▶ _Task to carry out_
Pull every line containing "color" from the entries.

▶ _Supplied records_

= = =

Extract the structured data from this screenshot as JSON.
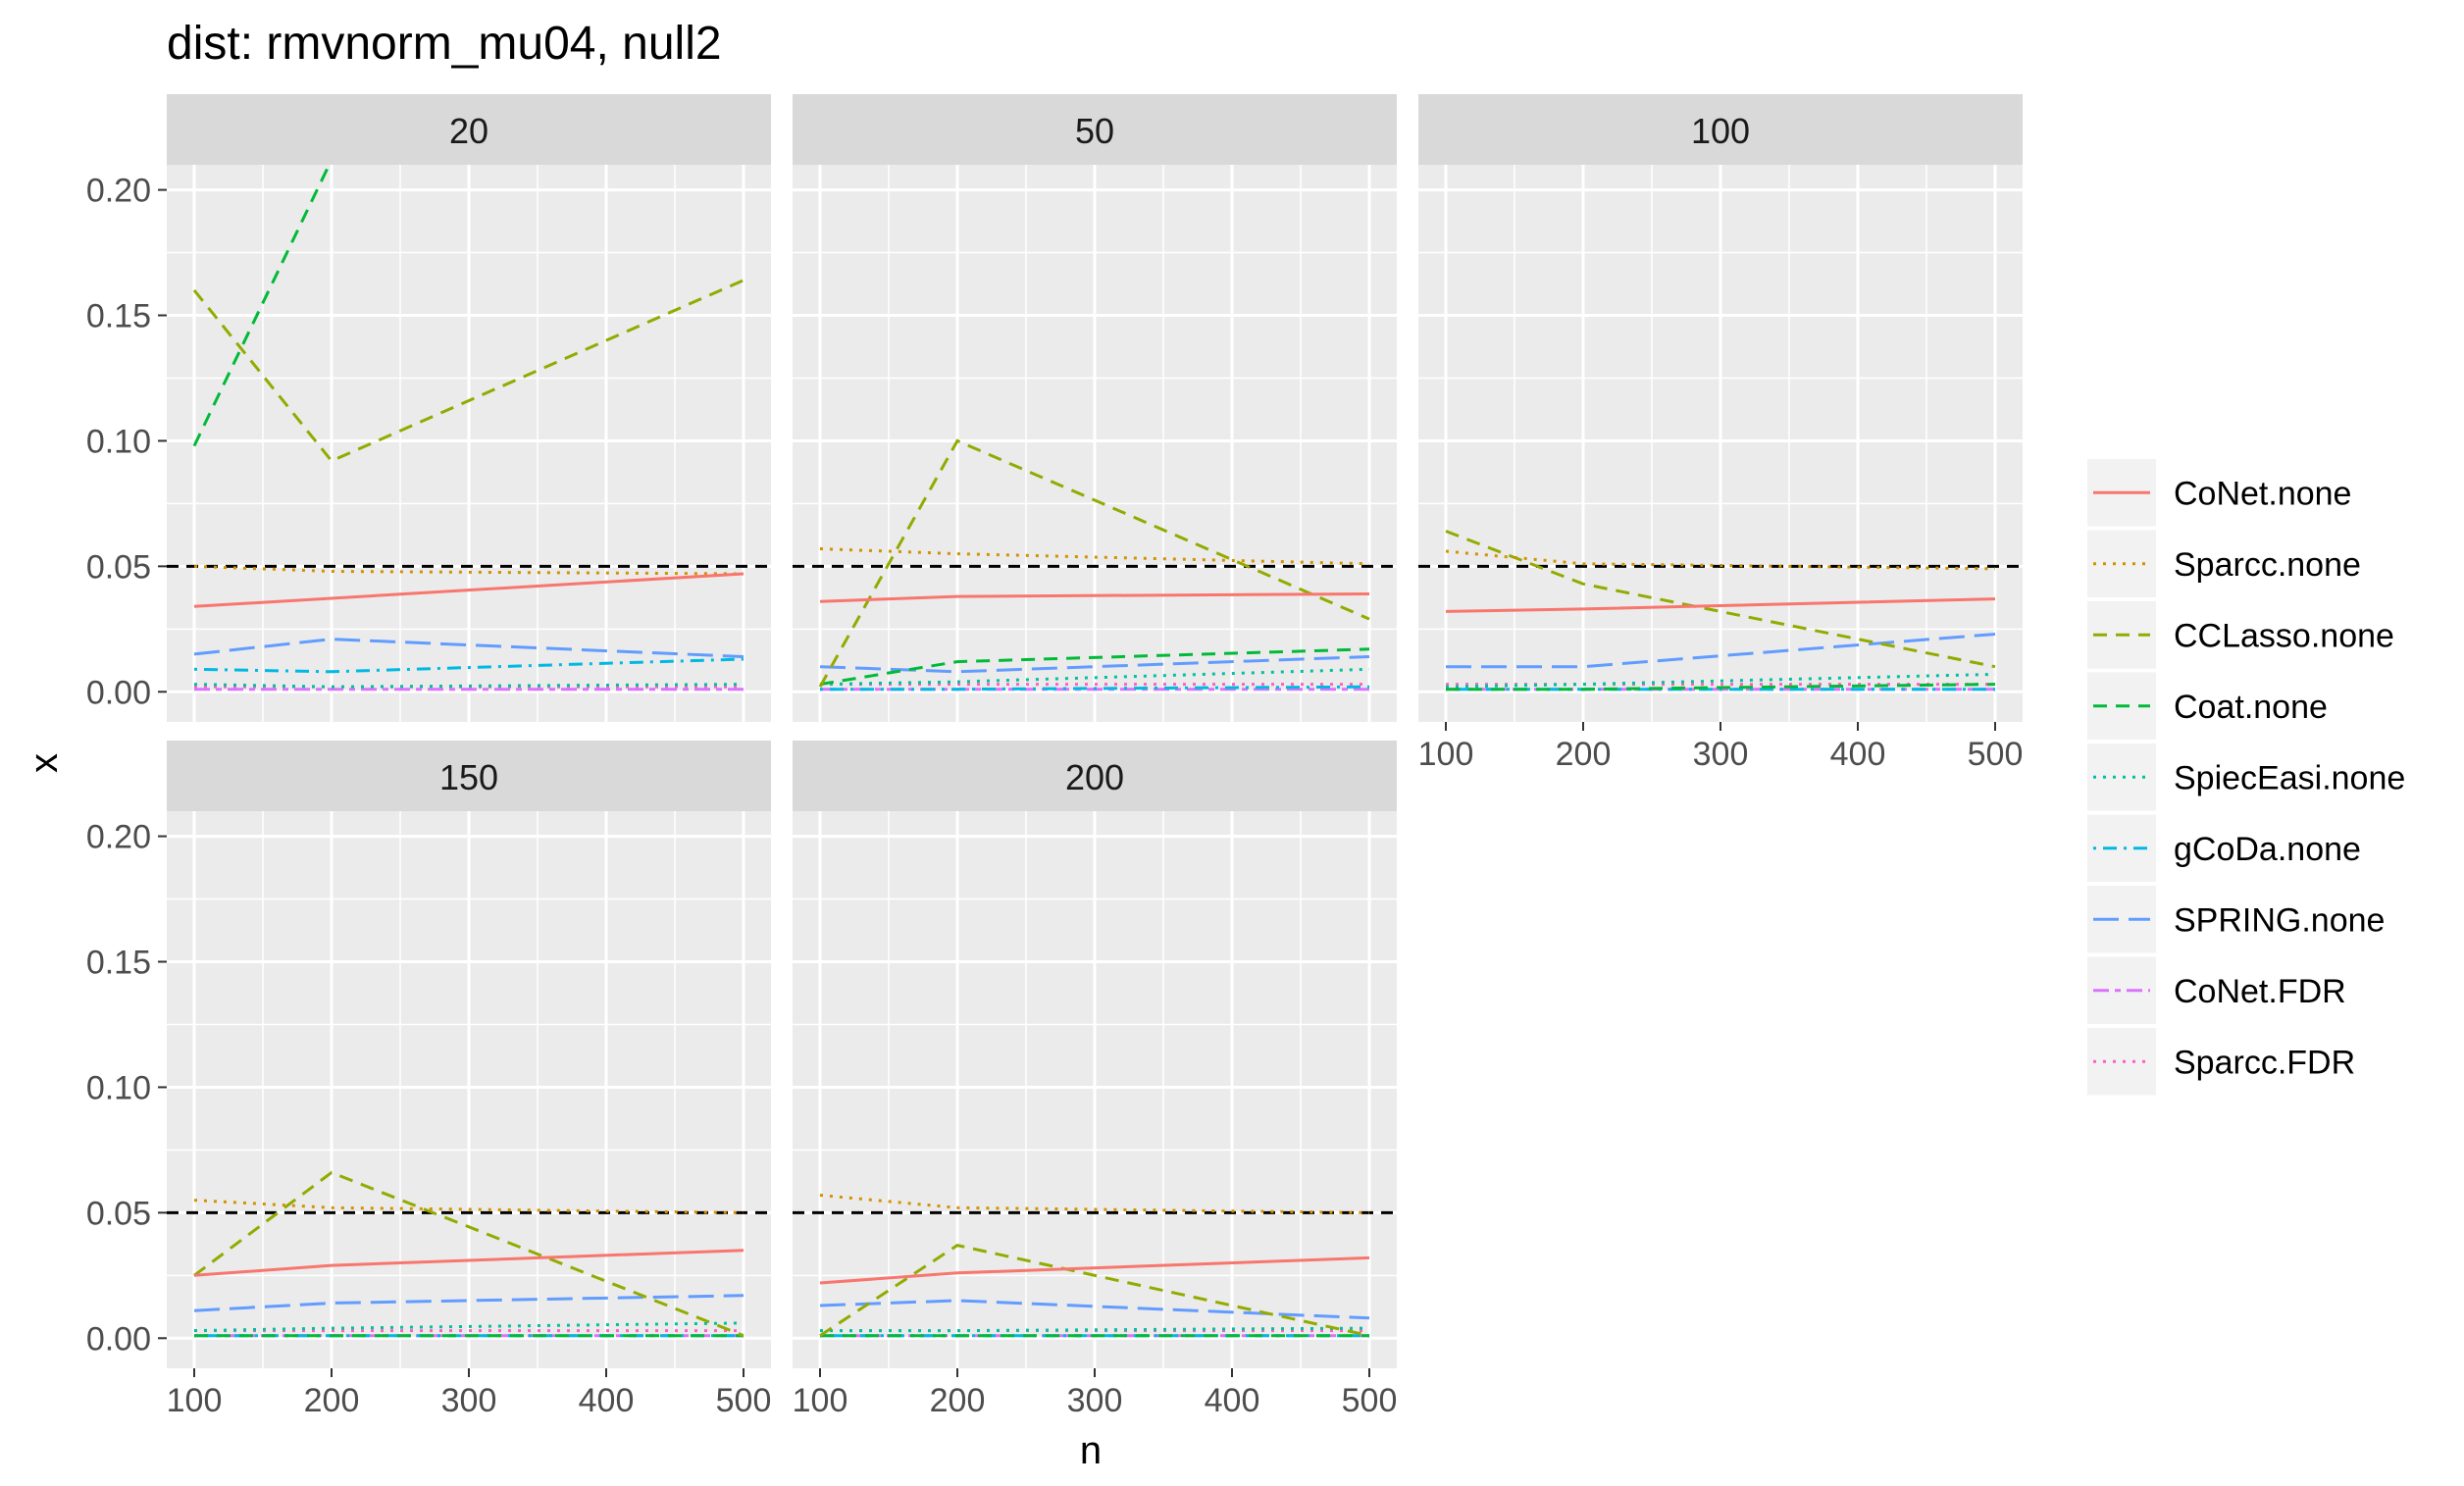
{
  "chart_data": {
    "type": "line",
    "title": "dist: rmvnorm_mu04, null2",
    "xlabel": "n",
    "ylabel": "x",
    "x": [
      100,
      200,
      300,
      400,
      500
    ],
    "xlim": [
      80,
      520
    ],
    "ylim": [
      -0.012,
      0.21
    ],
    "x_ticks": [
      "100",
      "200",
      "300",
      "400",
      "500"
    ],
    "y_ticks": [
      "0.00",
      "0.05",
      "0.10",
      "0.15",
      "0.20"
    ],
    "reference_line": 0.05,
    "grid": true,
    "legend_position": "right",
    "panels": [
      {
        "label": "20",
        "series": [
          {
            "name": "CoNet.none",
            "x": [
              100,
              500
            ],
            "values": [
              0.034,
              0.047
            ]
          },
          {
            "name": "Sparcc.none",
            "x": [
              100,
              200,
              500
            ],
            "values": [
              0.05,
              0.048,
              0.047
            ]
          },
          {
            "name": "CCLasso.none",
            "x": [
              100,
              200,
              500
            ],
            "values": [
              0.16,
              0.092,
              0.164
            ]
          },
          {
            "name": "Coat.none",
            "x": [
              100,
              200
            ],
            "values": [
              0.098,
              0.212
            ]
          },
          {
            "name": "SpiecEasi.none",
            "x": [
              100,
              200,
              500
            ],
            "values": [
              0.003,
              0.002,
              0.003
            ]
          },
          {
            "name": "gCoDa.none",
            "x": [
              100,
              200,
              500
            ],
            "values": [
              0.009,
              0.008,
              0.013
            ]
          },
          {
            "name": "SPRING.none",
            "x": [
              100,
              200,
              500
            ],
            "values": [
              0.015,
              0.021,
              0.014
            ]
          },
          {
            "name": "CoNet.FDR",
            "x": [
              100,
              200,
              500
            ],
            "values": [
              0.001,
              0.001,
              0.001
            ]
          },
          {
            "name": "Sparcc.FDR",
            "x": [
              100,
              200,
              500
            ],
            "values": [
              0.002,
              0.002,
              0.002
            ]
          }
        ]
      },
      {
        "label": "50",
        "series": [
          {
            "name": "CoNet.none",
            "x": [
              100,
              200,
              500
            ],
            "values": [
              0.036,
              0.038,
              0.039
            ]
          },
          {
            "name": "Sparcc.none",
            "x": [
              100,
              200,
              500
            ],
            "values": [
              0.057,
              0.055,
              0.051
            ]
          },
          {
            "name": "CCLasso.none",
            "x": [
              100,
              200,
              500
            ],
            "values": [
              0.002,
              0.1,
              0.029
            ]
          },
          {
            "name": "Coat.none",
            "x": [
              100,
              200,
              500
            ],
            "values": [
              0.003,
              0.012,
              0.017
            ]
          },
          {
            "name": "SpiecEasi.none",
            "x": [
              100,
              200,
              500
            ],
            "values": [
              0.003,
              0.004,
              0.009
            ]
          },
          {
            "name": "gCoDa.none",
            "x": [
              100,
              200,
              500
            ],
            "values": [
              0.001,
              0.001,
              0.002
            ]
          },
          {
            "name": "SPRING.none",
            "x": [
              100,
              200,
              500
            ],
            "values": [
              0.01,
              0.008,
              0.014
            ]
          },
          {
            "name": "CoNet.FDR",
            "x": [
              100,
              200,
              500
            ],
            "values": [
              0.001,
              0.001,
              0.001
            ]
          },
          {
            "name": "Sparcc.FDR",
            "x": [
              100,
              200,
              500
            ],
            "values": [
              0.003,
              0.003,
              0.003
            ]
          }
        ]
      },
      {
        "label": "100",
        "series": [
          {
            "name": "CoNet.none",
            "x": [
              100,
              200,
              500
            ],
            "values": [
              0.032,
              0.033,
              0.037
            ]
          },
          {
            "name": "Sparcc.none",
            "x": [
              100,
              200,
              500
            ],
            "values": [
              0.056,
              0.051,
              0.049
            ]
          },
          {
            "name": "CCLasso.none",
            "x": [
              100,
              200,
              500
            ],
            "values": [
              0.064,
              0.043,
              0.01
            ]
          },
          {
            "name": "Coat.none",
            "x": [
              100,
              200,
              500
            ],
            "values": [
              0.001,
              0.001,
              0.003
            ]
          },
          {
            "name": "SpiecEasi.none",
            "x": [
              100,
              200,
              500
            ],
            "values": [
              0.002,
              0.003,
              0.007
            ]
          },
          {
            "name": "gCoDa.none",
            "x": [
              100,
              200,
              500
            ],
            "values": [
              0.001,
              0.001,
              0.001
            ]
          },
          {
            "name": "SPRING.none",
            "x": [
              100,
              200,
              500
            ],
            "values": [
              0.01,
              0.01,
              0.023
            ]
          },
          {
            "name": "CoNet.FDR",
            "x": [
              100,
              200,
              500
            ],
            "values": [
              0.001,
              0.001,
              0.001
            ]
          },
          {
            "name": "Sparcc.FDR",
            "x": [
              100,
              200,
              500
            ],
            "values": [
              0.003,
              0.003,
              0.003
            ]
          }
        ]
      },
      {
        "label": "150",
        "series": [
          {
            "name": "CoNet.none",
            "x": [
              100,
              200,
              500
            ],
            "values": [
              0.025,
              0.029,
              0.035
            ]
          },
          {
            "name": "Sparcc.none",
            "x": [
              100,
              200,
              500
            ],
            "values": [
              0.055,
              0.052,
              0.05
            ]
          },
          {
            "name": "CCLasso.none",
            "x": [
              100,
              200,
              500
            ],
            "values": [
              0.025,
              0.066,
              0.001
            ]
          },
          {
            "name": "Coat.none",
            "x": [
              100,
              200,
              500
            ],
            "values": [
              0.001,
              0.001,
              0.001
            ]
          },
          {
            "name": "SpiecEasi.none",
            "x": [
              100,
              200,
              500
            ],
            "values": [
              0.003,
              0.004,
              0.006
            ]
          },
          {
            "name": "gCoDa.none",
            "x": [
              100,
              200,
              500
            ],
            "values": [
              0.001,
              0.001,
              0.001
            ]
          },
          {
            "name": "SPRING.none",
            "x": [
              100,
              200,
              500
            ],
            "values": [
              0.011,
              0.014,
              0.017
            ]
          },
          {
            "name": "CoNet.FDR",
            "x": [
              100,
              200,
              500
            ],
            "values": [
              0.001,
              0.001,
              0.001
            ]
          },
          {
            "name": "Sparcc.FDR",
            "x": [
              100,
              200,
              500
            ],
            "values": [
              0.003,
              0.003,
              0.003
            ]
          }
        ]
      },
      {
        "label": "200",
        "series": [
          {
            "name": "CoNet.none",
            "x": [
              100,
              200,
              500
            ],
            "values": [
              0.022,
              0.026,
              0.032
            ]
          },
          {
            "name": "Sparcc.none",
            "x": [
              100,
              200,
              500
            ],
            "values": [
              0.057,
              0.052,
              0.05
            ]
          },
          {
            "name": "CCLasso.none",
            "x": [
              100,
              200,
              500
            ],
            "values": [
              0.001,
              0.037,
              0.001
            ]
          },
          {
            "name": "Coat.none",
            "x": [
              100,
              200,
              500
            ],
            "values": [
              0.001,
              0.001,
              0.001
            ]
          },
          {
            "name": "SpiecEasi.none",
            "x": [
              100,
              200,
              500
            ],
            "values": [
              0.003,
              0.003,
              0.004
            ]
          },
          {
            "name": "gCoDa.none",
            "x": [
              100,
              200,
              500
            ],
            "values": [
              0.001,
              0.001,
              0.001
            ]
          },
          {
            "name": "SPRING.none",
            "x": [
              100,
              200,
              500
            ],
            "values": [
              0.013,
              0.015,
              0.008
            ]
          },
          {
            "name": "CoNet.FDR",
            "x": [
              100,
              200,
              500
            ],
            "values": [
              0.001,
              0.001,
              0.001
            ]
          },
          {
            "name": "Sparcc.FDR",
            "x": [
              100,
              200,
              500
            ],
            "values": [
              0.003,
              0.003,
              0.003
            ]
          }
        ]
      }
    ],
    "legend": [
      {
        "name": "CoNet.none",
        "color": "#F8766D",
        "linetype": "solid"
      },
      {
        "name": "Sparcc.none",
        "color": "#D39200",
        "linetype": "dotted"
      },
      {
        "name": "CCLasso.none",
        "color": "#93AA00",
        "linetype": "dashed"
      },
      {
        "name": "Coat.none",
        "color": "#00BA38",
        "linetype": "dashed"
      },
      {
        "name": "SpiecEasi.none",
        "color": "#00C19F",
        "linetype": "dotted"
      },
      {
        "name": "gCoDa.none",
        "color": "#00B9E3",
        "linetype": "dotdash"
      },
      {
        "name": "SPRING.none",
        "color": "#619CFF",
        "linetype": "longdash"
      },
      {
        "name": "CoNet.FDR",
        "color": "#DB72FB",
        "linetype": "twodash"
      },
      {
        "name": "Sparcc.FDR",
        "color": "#FF61C3",
        "linetype": "dotted"
      }
    ]
  }
}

= = =

▶ _Correct result_
        "color": "#F8766D",
        "color": "#D39200",
        "color": "#93AA00",
        "color": "#00BA38",
        "color": "#00C19F",
        "color": "#00B9E3",
        "color": "#619CFF",
        "color": "#DB72FB",
        "color": "#FF61C3",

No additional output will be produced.